◆ **Set exercise**
Pictures stay out; everything else in the records below is copied exactly.

◆ **Data supplied**
## start
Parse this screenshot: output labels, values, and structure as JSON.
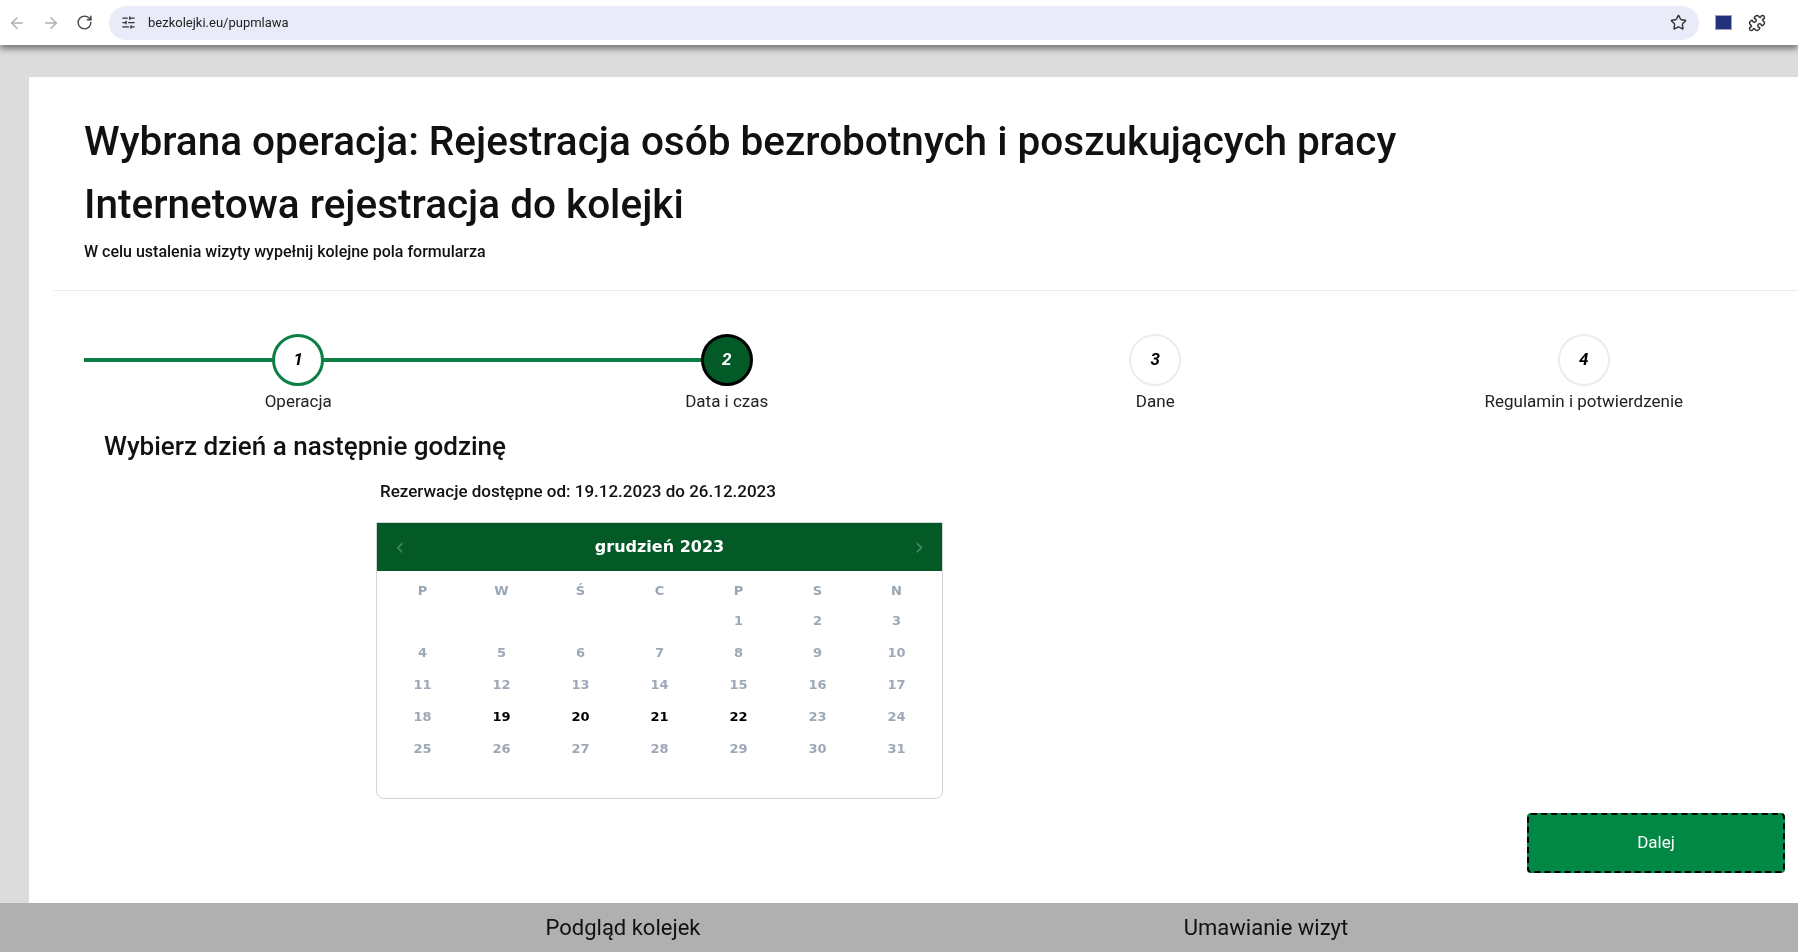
{
  "browser": {
    "url": "bezkolejki.eu/pupmlawa"
  },
  "header": {
    "title": "Wybrana operacja: Rejestracja osób bezrobotnych i poszukujących pracy",
    "subtitle": "Internetowa rejestracja do kolejki",
    "hint": "W celu ustalenia wizyty wypełnij kolejne pola formularza"
  },
  "steps": [
    {
      "number": "1",
      "label": "Operacja",
      "completed": true,
      "selected": false
    },
    {
      "number": "2",
      "label": "Data i czas",
      "completed": false,
      "selected": true
    },
    {
      "number": "3",
      "label": "Dane",
      "completed": false,
      "selected": false
    },
    {
      "number": "4",
      "label": "Regulamin i potwierdzenie",
      "completed": false,
      "selected": false
    }
  ],
  "section_title": "Wybierz dzień a następnie godzinę",
  "availability": "Rezerwacje dostępne od: 19.12.2023 do 26.12.2023",
  "calendar": {
    "prev": "‹",
    "month": "grudzień 2023",
    "next": "›",
    "weekdays": [
      "P",
      "W",
      "Ś",
      "C",
      "P",
      "S",
      "N"
    ],
    "weeks": [
      {
        "days": [
          {
            "label": "1",
            "available": false
          },
          {
            "label": "2",
            "available": false
          },
          {
            "label": "3",
            "available": false
          }
        ]
      },
      {
        "days": [
          {
            "label": "4",
            "available": false
          },
          {
            "label": "5",
            "available": false
          },
          {
            "label": "6",
            "available": false
          },
          {
            "label": "7",
            "available": false
          },
          {
            "label": "8",
            "available": false
          },
          {
            "label": "9",
            "available": false
          },
          {
            "label": "10",
            "available": false
          }
        ]
      },
      {
        "days": [
          {
            "label": "11",
            "available": false
          },
          {
            "label": "12",
            "available": false
          },
          {
            "label": "13",
            "available": false
          },
          {
            "label": "14",
            "available": false
          },
          {
            "label": "15",
            "available": false
          },
          {
            "label": "16",
            "available": false
          },
          {
            "label": "17",
            "available": false
          }
        ]
      },
      {
        "days": [
          {
            "label": "18",
            "available": false
          },
          {
            "label": "19",
            "available": true
          },
          {
            "label": "20",
            "available": true
          },
          {
            "label": "21",
            "available": true
          },
          {
            "label": "22",
            "available": true
          },
          {
            "label": "23",
            "available": false
          },
          {
            "label": "24",
            "available": false
          }
        ]
      },
      {
        "days": [
          {
            "label": "25",
            "available": false
          },
          {
            "label": "26",
            "available": false
          },
          {
            "label": "27",
            "available": false
          },
          {
            "label": "28",
            "available": false
          },
          {
            "label": "29",
            "available": false
          },
          {
            "label": "30",
            "available": false
          },
          {
            "label": "31",
            "available": false
          }
        ]
      }
    ]
  },
  "next_button": "Dalej",
  "footer": {
    "links": [
      "Podgląd kolejek",
      "Umawianie wizyt"
    ]
  }
}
## end
◆ **Response**
Parse this screenshot: output labels, values, and structure as JSON.
{
  "browser": {
    "url": "bezkolejki.eu/pupmlawa"
  },
  "header": {
    "title": "Wybrana operacja: Rejestracja osób bezrobotnych i poszukujących pracy",
    "subtitle": "Internetowa rejestracja do kolejki",
    "hint": "W celu ustalenia wizyty wypełnij kolejne pola formularza"
  },
  "steps": [
    {
      "number": "1",
      "label": "Operacja",
      "completed": true,
      "selected": false
    },
    {
      "number": "2",
      "label": "Data i czas",
      "completed": false,
      "selected": true
    },
    {
      "number": "3",
      "label": "Dane",
      "completed": false,
      "selected": false
    },
    {
      "number": "4",
      "label": "Regulamin i potwierdzenie",
      "completed": false,
      "selected": false
    }
  ],
  "section_title": "Wybierz dzień a następnie godzinę",
  "availability": "Rezerwacje dostępne od: 19.12.2023 do 26.12.2023",
  "calendar": {
    "prev": "‹",
    "month": "grudzień 2023",
    "next": "›",
    "weekdays": [
      "P",
      "W",
      "Ś",
      "C",
      "P",
      "S",
      "N"
    ],
    "weeks": [
      {
        "days": [
          {
            "label": "1",
            "available": false
          },
          {
            "label": "2",
            "available": false
          },
          {
            "label": "3",
            "available": false
          }
        ]
      },
      {
        "days": [
          {
            "label": "4",
            "available": false
          },
          {
            "label": "5",
            "available": false
          },
          {
            "label": "6",
            "available": false
          },
          {
            "label": "7",
            "available": false
          },
          {
            "label": "8",
            "available": false
          },
          {
            "label": "9",
            "available": false
          },
          {
            "label": "10",
            "available": false
          }
        ]
      },
      {
        "days": [
          {
            "label": "11",
            "available": false
          },
          {
            "label": "12",
            "available": false
          },
          {
            "label": "13",
            "available": false
          },
          {
            "label": "14",
            "available": false
          },
          {
            "label": "15",
            "available": false
          },
          {
            "label": "16",
            "available": false
          },
          {
            "label": "17",
            "available": false
          }
        ]
      },
      {
        "days": [
          {
            "label": "18",
            "available": false
          },
          {
            "label": "19",
            "available": true
          },
          {
            "label": "20",
            "available": true
          },
          {
            "label": "21",
            "available": true
          },
          {
            "label": "22",
            "available": true
          },
          {
            "label": "23",
            "available": false
          },
          {
            "label": "24",
            "available": false
          }
        ]
      },
      {
        "days": [
          {
            "label": "25",
            "available": false
          },
          {
            "label": "26",
            "available": false
          },
          {
            "label": "27",
            "available": false
          },
          {
            "label": "28",
            "available": false
          },
          {
            "label": "29",
            "available": false
          },
          {
            "label": "30",
            "available": false
          },
          {
            "label": "31",
            "available": false
          }
        ]
      }
    ]
  },
  "next_button": "Dalej",
  "footer": {
    "links": [
      "Podgląd kolejek",
      "Umawianie wizyt"
    ]
  }
}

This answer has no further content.